TASK REQUIREMENTS
Collect all lines from the listing that include the string "Confusion".

▶

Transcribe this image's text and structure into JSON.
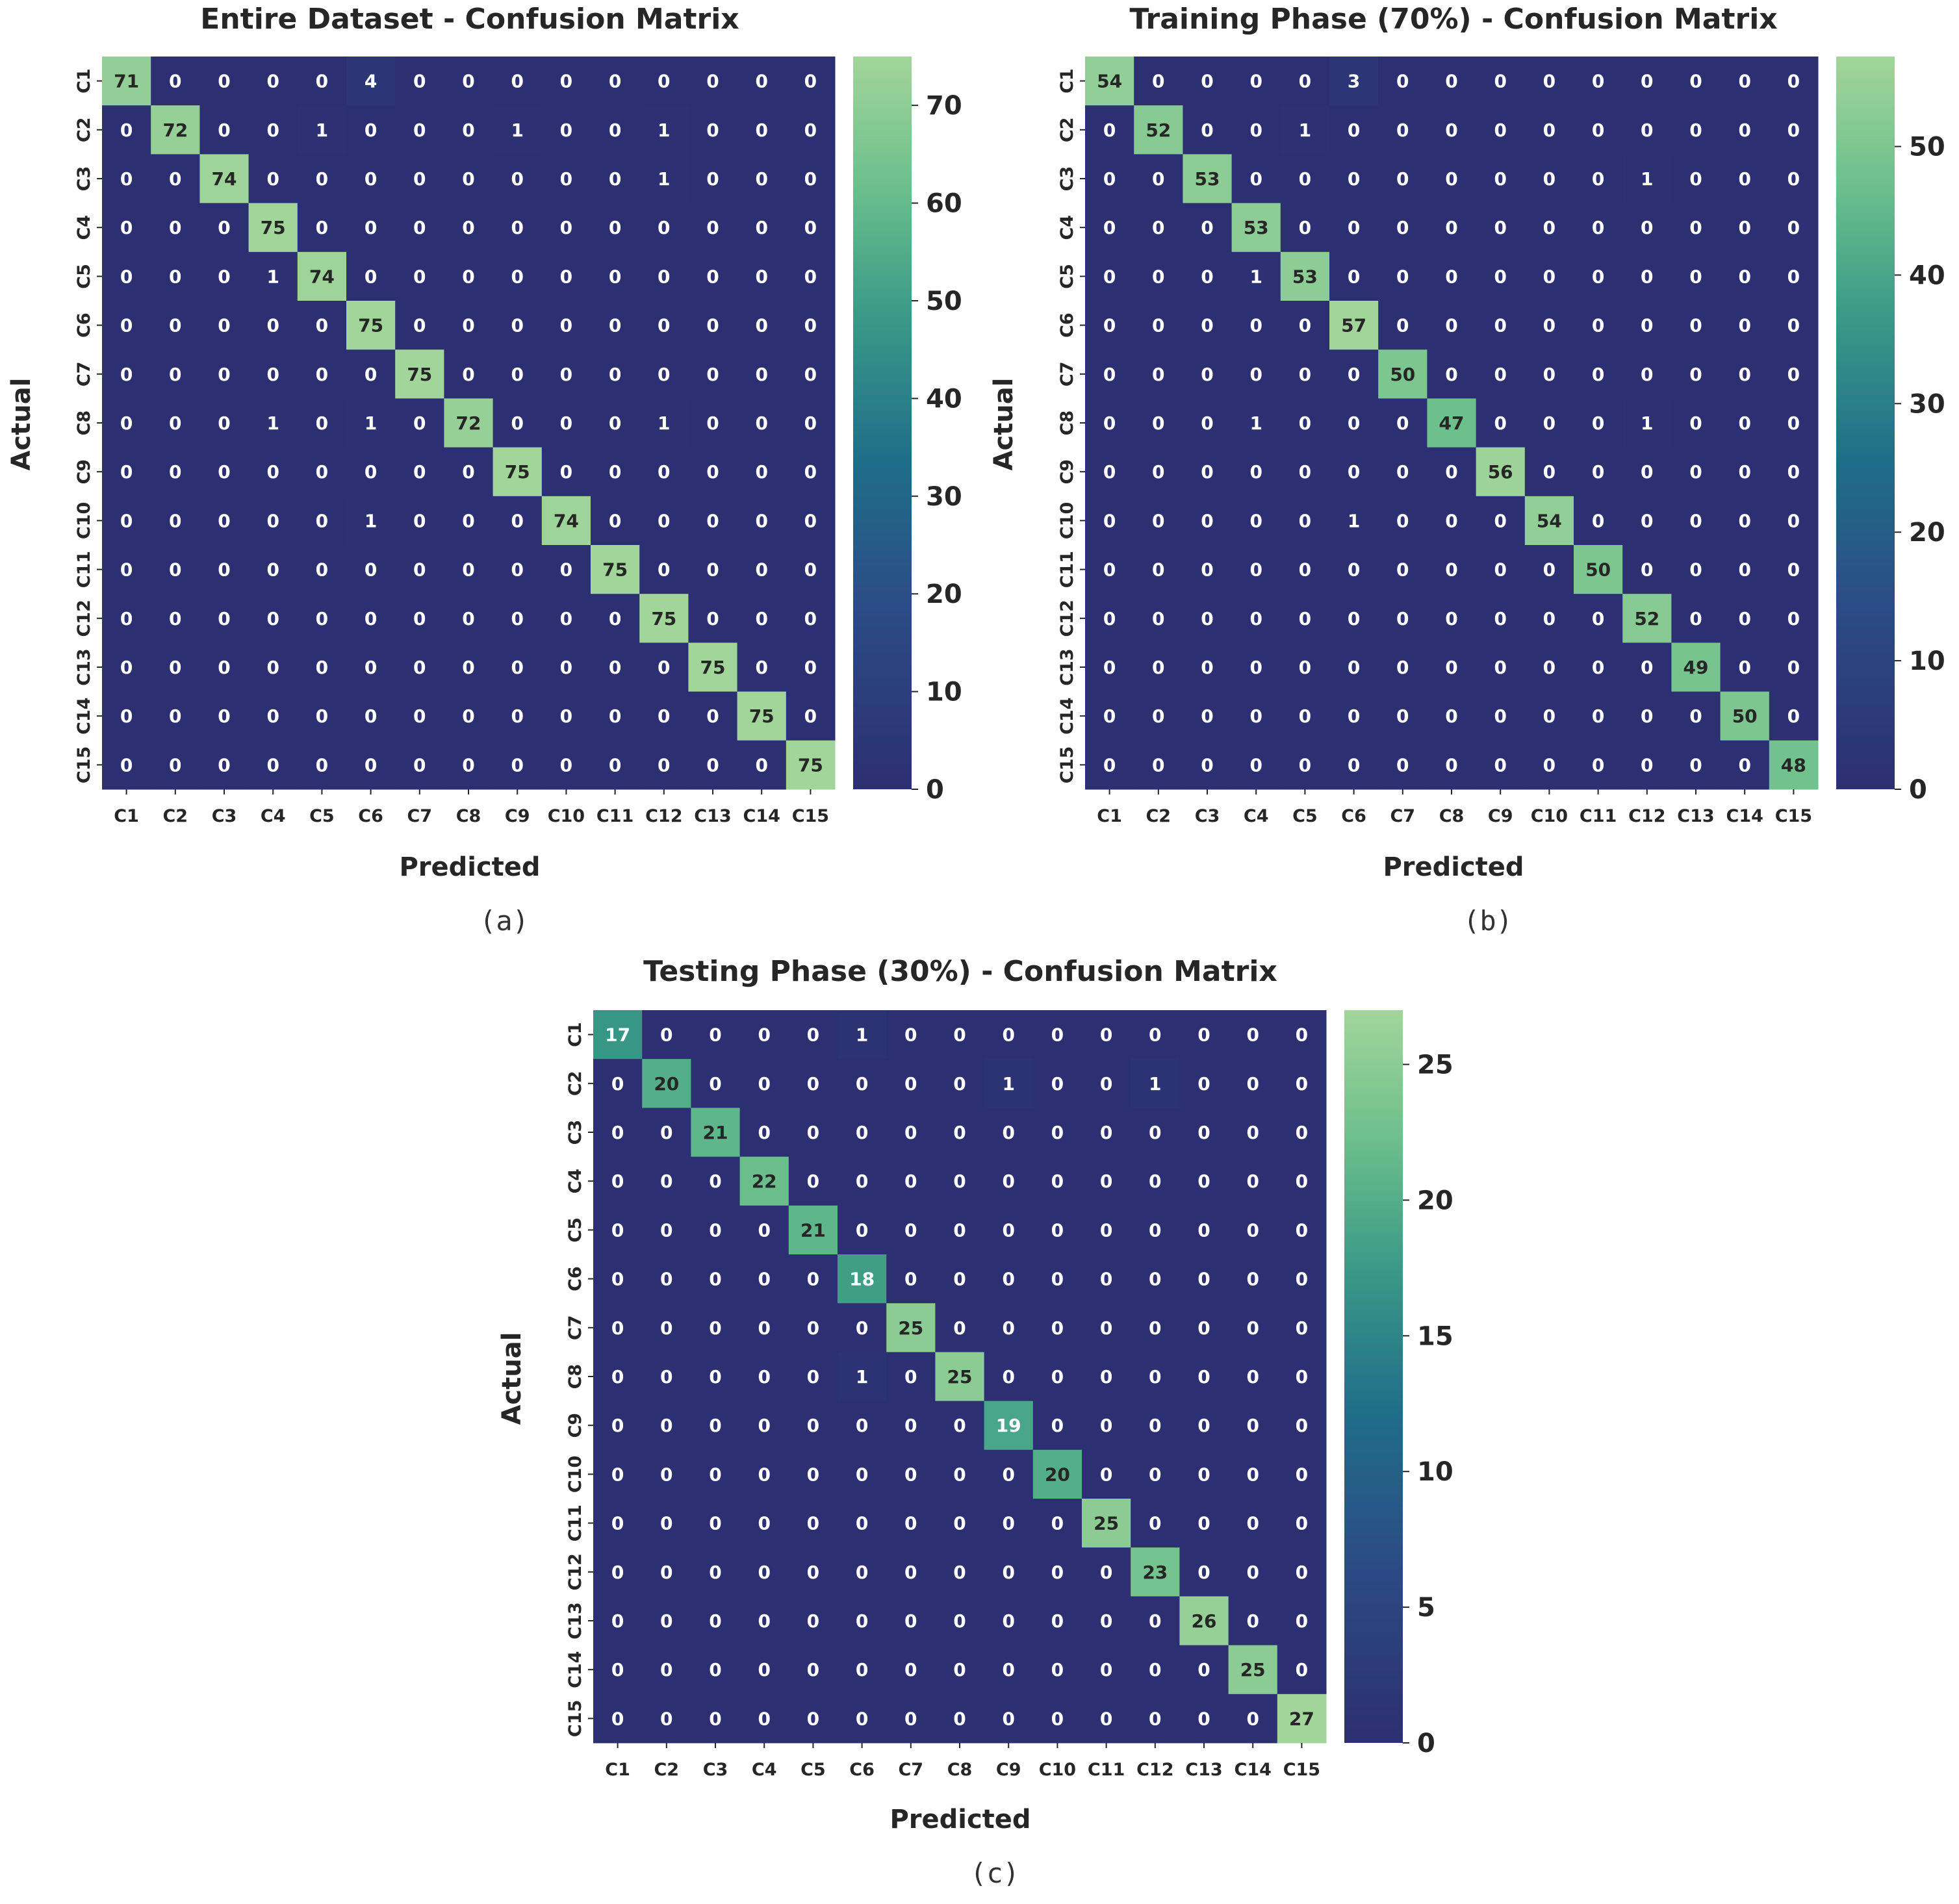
{
  "chart_data": [
    {
      "type": "heatmap",
      "id": "a",
      "title": "Entire Dataset - Confusion Matrix",
      "xlabel": "Predicted",
      "ylabel": "Actual",
      "caption": "(a)",
      "x_categories": [
        "C1",
        "C2",
        "C3",
        "C4",
        "C5",
        "C6",
        "C7",
        "C8",
        "C9",
        "C10",
        "C11",
        "C12",
        "C13",
        "C14",
        "C15"
      ],
      "y_categories": [
        "C1",
        "C2",
        "C3",
        "C4",
        "C5",
        "C6",
        "C7",
        "C8",
        "C9",
        "C10",
        "C11",
        "C12",
        "C13",
        "C14",
        "C15"
      ],
      "colorbar": {
        "range": [
          0,
          75
        ],
        "ticks": [
          0,
          10,
          20,
          30,
          40,
          50,
          60,
          70
        ],
        "low_color": "#2c2f72",
        "mid_color": "#1f6e88",
        "high_color": "#a2d59a"
      },
      "matrix": [
        [
          71,
          0,
          0,
          0,
          0,
          4,
          0,
          0,
          0,
          0,
          0,
          0,
          0,
          0,
          0
        ],
        [
          0,
          72,
          0,
          0,
          1,
          0,
          0,
          0,
          1,
          0,
          0,
          1,
          0,
          0,
          0
        ],
        [
          0,
          0,
          74,
          0,
          0,
          0,
          0,
          0,
          0,
          0,
          0,
          1,
          0,
          0,
          0
        ],
        [
          0,
          0,
          0,
          75,
          0,
          0,
          0,
          0,
          0,
          0,
          0,
          0,
          0,
          0,
          0
        ],
        [
          0,
          0,
          0,
          1,
          74,
          0,
          0,
          0,
          0,
          0,
          0,
          0,
          0,
          0,
          0
        ],
        [
          0,
          0,
          0,
          0,
          0,
          75,
          0,
          0,
          0,
          0,
          0,
          0,
          0,
          0,
          0
        ],
        [
          0,
          0,
          0,
          0,
          0,
          0,
          75,
          0,
          0,
          0,
          0,
          0,
          0,
          0,
          0
        ],
        [
          0,
          0,
          0,
          1,
          0,
          1,
          0,
          72,
          0,
          0,
          0,
          1,
          0,
          0,
          0
        ],
        [
          0,
          0,
          0,
          0,
          0,
          0,
          0,
          0,
          75,
          0,
          0,
          0,
          0,
          0,
          0
        ],
        [
          0,
          0,
          0,
          0,
          0,
          1,
          0,
          0,
          0,
          74,
          0,
          0,
          0,
          0,
          0
        ],
        [
          0,
          0,
          0,
          0,
          0,
          0,
          0,
          0,
          0,
          0,
          75,
          0,
          0,
          0,
          0
        ],
        [
          0,
          0,
          0,
          0,
          0,
          0,
          0,
          0,
          0,
          0,
          0,
          75,
          0,
          0,
          0
        ],
        [
          0,
          0,
          0,
          0,
          0,
          0,
          0,
          0,
          0,
          0,
          0,
          0,
          75,
          0,
          0
        ],
        [
          0,
          0,
          0,
          0,
          0,
          0,
          0,
          0,
          0,
          0,
          0,
          0,
          0,
          75,
          0
        ],
        [
          0,
          0,
          0,
          0,
          0,
          0,
          0,
          0,
          0,
          0,
          0,
          0,
          0,
          0,
          75
        ]
      ]
    },
    {
      "type": "heatmap",
      "id": "b",
      "title": "Training Phase (70%) - Confusion Matrix",
      "xlabel": "Predicted",
      "ylabel": "Actual",
      "caption": "(b)",
      "x_categories": [
        "C1",
        "C2",
        "C3",
        "C4",
        "C5",
        "C6",
        "C7",
        "C8",
        "C9",
        "C10",
        "C11",
        "C12",
        "C13",
        "C14",
        "C15"
      ],
      "y_categories": [
        "C1",
        "C2",
        "C3",
        "C4",
        "C5",
        "C6",
        "C7",
        "C8",
        "C9",
        "C10",
        "C11",
        "C12",
        "C13",
        "C14",
        "C15"
      ],
      "colorbar": {
        "range": [
          0,
          57
        ],
        "ticks": [
          0,
          10,
          20,
          30,
          40,
          50
        ],
        "low_color": "#2c2f72",
        "mid_color": "#1f6e88",
        "high_color": "#a2d59a"
      },
      "matrix": [
        [
          54,
          0,
          0,
          0,
          0,
          3,
          0,
          0,
          0,
          0,
          0,
          0,
          0,
          0,
          0
        ],
        [
          0,
          52,
          0,
          0,
          1,
          0,
          0,
          0,
          0,
          0,
          0,
          0,
          0,
          0,
          0
        ],
        [
          0,
          0,
          53,
          0,
          0,
          0,
          0,
          0,
          0,
          0,
          0,
          1,
          0,
          0,
          0
        ],
        [
          0,
          0,
          0,
          53,
          0,
          0,
          0,
          0,
          0,
          0,
          0,
          0,
          0,
          0,
          0
        ],
        [
          0,
          0,
          0,
          1,
          53,
          0,
          0,
          0,
          0,
          0,
          0,
          0,
          0,
          0,
          0
        ],
        [
          0,
          0,
          0,
          0,
          0,
          57,
          0,
          0,
          0,
          0,
          0,
          0,
          0,
          0,
          0
        ],
        [
          0,
          0,
          0,
          0,
          0,
          0,
          50,
          0,
          0,
          0,
          0,
          0,
          0,
          0,
          0
        ],
        [
          0,
          0,
          0,
          1,
          0,
          0,
          0,
          47,
          0,
          0,
          0,
          1,
          0,
          0,
          0
        ],
        [
          0,
          0,
          0,
          0,
          0,
          0,
          0,
          0,
          56,
          0,
          0,
          0,
          0,
          0,
          0
        ],
        [
          0,
          0,
          0,
          0,
          0,
          1,
          0,
          0,
          0,
          54,
          0,
          0,
          0,
          0,
          0
        ],
        [
          0,
          0,
          0,
          0,
          0,
          0,
          0,
          0,
          0,
          0,
          50,
          0,
          0,
          0,
          0
        ],
        [
          0,
          0,
          0,
          0,
          0,
          0,
          0,
          0,
          0,
          0,
          0,
          52,
          0,
          0,
          0
        ],
        [
          0,
          0,
          0,
          0,
          0,
          0,
          0,
          0,
          0,
          0,
          0,
          0,
          49,
          0,
          0
        ],
        [
          0,
          0,
          0,
          0,
          0,
          0,
          0,
          0,
          0,
          0,
          0,
          0,
          0,
          50,
          0
        ],
        [
          0,
          0,
          0,
          0,
          0,
          0,
          0,
          0,
          0,
          0,
          0,
          0,
          0,
          0,
          48
        ]
      ]
    },
    {
      "type": "heatmap",
      "id": "c",
      "title": "Testing Phase (30%) - Confusion Matrix",
      "xlabel": "Predicted",
      "ylabel": "Actual",
      "caption": "(c)",
      "x_categories": [
        "C1",
        "C2",
        "C3",
        "C4",
        "C5",
        "C6",
        "C7",
        "C8",
        "C9",
        "C10",
        "C11",
        "C12",
        "C13",
        "C14",
        "C15"
      ],
      "y_categories": [
        "C1",
        "C2",
        "C3",
        "C4",
        "C5",
        "C6",
        "C7",
        "C8",
        "C9",
        "C10",
        "C11",
        "C12",
        "C13",
        "C14",
        "C15"
      ],
      "colorbar": {
        "range": [
          0,
          27
        ],
        "ticks": [
          0,
          5,
          10,
          15,
          20,
          25
        ],
        "low_color": "#2c2f72",
        "mid_color": "#1f6e88",
        "high_color": "#a2d59a"
      },
      "matrix": [
        [
          17,
          0,
          0,
          0,
          0,
          1,
          0,
          0,
          0,
          0,
          0,
          0,
          0,
          0,
          0
        ],
        [
          0,
          20,
          0,
          0,
          0,
          0,
          0,
          0,
          1,
          0,
          0,
          1,
          0,
          0,
          0
        ],
        [
          0,
          0,
          21,
          0,
          0,
          0,
          0,
          0,
          0,
          0,
          0,
          0,
          0,
          0,
          0
        ],
        [
          0,
          0,
          0,
          22,
          0,
          0,
          0,
          0,
          0,
          0,
          0,
          0,
          0,
          0,
          0
        ],
        [
          0,
          0,
          0,
          0,
          21,
          0,
          0,
          0,
          0,
          0,
          0,
          0,
          0,
          0,
          0
        ],
        [
          0,
          0,
          0,
          0,
          0,
          18,
          0,
          0,
          0,
          0,
          0,
          0,
          0,
          0,
          0
        ],
        [
          0,
          0,
          0,
          0,
          0,
          0,
          25,
          0,
          0,
          0,
          0,
          0,
          0,
          0,
          0
        ],
        [
          0,
          0,
          0,
          0,
          0,
          1,
          0,
          25,
          0,
          0,
          0,
          0,
          0,
          0,
          0
        ],
        [
          0,
          0,
          0,
          0,
          0,
          0,
          0,
          0,
          19,
          0,
          0,
          0,
          0,
          0,
          0
        ],
        [
          0,
          0,
          0,
          0,
          0,
          0,
          0,
          0,
          0,
          20,
          0,
          0,
          0,
          0,
          0
        ],
        [
          0,
          0,
          0,
          0,
          0,
          0,
          0,
          0,
          0,
          0,
          25,
          0,
          0,
          0,
          0
        ],
        [
          0,
          0,
          0,
          0,
          0,
          0,
          0,
          0,
          0,
          0,
          0,
          23,
          0,
          0,
          0
        ],
        [
          0,
          0,
          0,
          0,
          0,
          0,
          0,
          0,
          0,
          0,
          0,
          0,
          26,
          0,
          0
        ],
        [
          0,
          0,
          0,
          0,
          0,
          0,
          0,
          0,
          0,
          0,
          0,
          0,
          0,
          25,
          0
        ],
        [
          0,
          0,
          0,
          0,
          0,
          0,
          0,
          0,
          0,
          0,
          0,
          0,
          0,
          0,
          27
        ]
      ]
    }
  ]
}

◀

EXERCISE SOLUTION
      "title": "Entire Dataset - Confusion Matrix",
      "title": "Training Phase (70%) - Confusion Matrix",
      "title": "Testing Phase (30%) - Confusion Matrix",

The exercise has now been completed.